## Source data
__________

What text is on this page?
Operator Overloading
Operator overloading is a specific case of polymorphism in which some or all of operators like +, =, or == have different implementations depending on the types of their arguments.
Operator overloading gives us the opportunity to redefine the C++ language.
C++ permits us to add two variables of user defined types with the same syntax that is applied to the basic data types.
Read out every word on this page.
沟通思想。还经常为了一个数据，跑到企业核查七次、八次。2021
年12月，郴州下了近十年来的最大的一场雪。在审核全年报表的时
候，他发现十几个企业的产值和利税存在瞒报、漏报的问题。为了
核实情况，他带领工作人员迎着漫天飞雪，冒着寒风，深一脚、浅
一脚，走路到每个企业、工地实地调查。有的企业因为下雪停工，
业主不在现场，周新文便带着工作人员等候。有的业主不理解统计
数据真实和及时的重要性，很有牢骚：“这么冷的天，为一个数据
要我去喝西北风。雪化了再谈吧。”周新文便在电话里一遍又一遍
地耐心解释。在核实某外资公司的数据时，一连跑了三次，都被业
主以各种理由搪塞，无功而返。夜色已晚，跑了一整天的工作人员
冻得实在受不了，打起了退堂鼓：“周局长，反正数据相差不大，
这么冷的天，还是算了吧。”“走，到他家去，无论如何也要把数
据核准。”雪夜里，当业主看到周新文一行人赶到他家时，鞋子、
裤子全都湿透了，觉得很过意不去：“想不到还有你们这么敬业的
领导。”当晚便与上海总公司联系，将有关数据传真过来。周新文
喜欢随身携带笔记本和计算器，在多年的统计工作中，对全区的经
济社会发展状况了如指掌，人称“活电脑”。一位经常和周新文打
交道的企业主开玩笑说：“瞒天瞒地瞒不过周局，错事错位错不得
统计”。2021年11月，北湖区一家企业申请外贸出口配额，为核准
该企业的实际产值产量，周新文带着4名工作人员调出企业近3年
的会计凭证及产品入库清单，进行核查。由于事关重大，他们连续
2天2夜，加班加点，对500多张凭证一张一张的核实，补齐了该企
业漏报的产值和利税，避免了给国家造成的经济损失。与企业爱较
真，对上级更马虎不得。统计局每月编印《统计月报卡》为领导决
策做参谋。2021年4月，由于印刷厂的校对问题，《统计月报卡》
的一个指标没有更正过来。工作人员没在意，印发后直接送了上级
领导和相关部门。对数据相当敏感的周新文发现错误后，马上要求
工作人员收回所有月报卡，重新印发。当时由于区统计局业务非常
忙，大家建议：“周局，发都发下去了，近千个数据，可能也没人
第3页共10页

__________

## Work instructions
Make an exact copy of the listing, including every line.

## Solution for this problem
What text is on this page?
Operator Overloading
Operator overloading is a specific case of polymorphism in which some or all of operators like +, =, or == have different implementations depending on the types of their arguments.
Operator overloading gives us the opportunity to redefine the C++ language.
C++ permits us to add two variables of user defined types with the same syntax that is applied to the basic data types.
Read out every word on this page.
沟通思想。还经常为了一个数据，跑到企业核查七次、八次。2021
年12月，郴州下了近十年来的最大的一场雪。在审核全年报表的时
候，他发现十几个企业的产值和利税存在瞒报、漏报的问题。为了
核实情况，他带领工作人员迎着漫天飞雪，冒着寒风，深一脚、浅
一脚，走路到每个企业、工地实地调查。有的企业因为下雪停工，
业主不在现场，周新文便带着工作人员等候。有的业主不理解统计
数据真实和及时的重要性，很有牢骚：“这么冷的天，为一个数据
要我去喝西北风。雪化了再谈吧。”周新文便在电话里一遍又一遍
地耐心解释。在核实某外资公司的数据时，一连跑了三次，都被业
主以各种理由搪塞，无功而返。夜色已晚，跑了一整天的工作人员
冻得实在受不了，打起了退堂鼓：“周局长，反正数据相差不大，
这么冷的天，还是算了吧。”“走，到他家去，无论如何也要把数
据核准。”雪夜里，当业主看到周新文一行人赶到他家时，鞋子、
裤子全都湿透了，觉得很过意不去：“想不到还有你们这么敬业的
领导。”当晚便与上海总公司联系，将有关数据传真过来。周新文
喜欢随身携带笔记本和计算器，在多年的统计工作中，对全区的经
济社会发展状况了如指掌，人称“活电脑”。一位经常和周新文打
交道的企业主开玩笑说：“瞒天瞒地瞒不过周局，错事错位错不得
统计”。2021年11月，北湖区一家企业申请外贸出口配额，为核准
该企业的实际产值产量，周新文带着4名工作人员调出企业近3年
的会计凭证及产品入库清单，进行核查。由于事关重大，他们连续
2天2夜，加班加点，对500多张凭证一张一张的核实，补齐了该企
业漏报的产值和利税，避免了给国家造成的经济损失。与企业爱较
真，对上级更马虎不得。统计局每月编印《统计月报卡》为领导决
策做参谋。2021年4月，由于印刷厂的校对问题，《统计月报卡》
的一个指标没有更正过来。工作人员没在意，印发后直接送了上级
领导和相关部门。对数据相当敏感的周新文发现错误后，马上要求
工作人员收回所有月报卡，重新印发。当时由于区统计局业务非常
忙，大家建议：“周局，发都发下去了，近千个数据，可能也没人
第3页共10页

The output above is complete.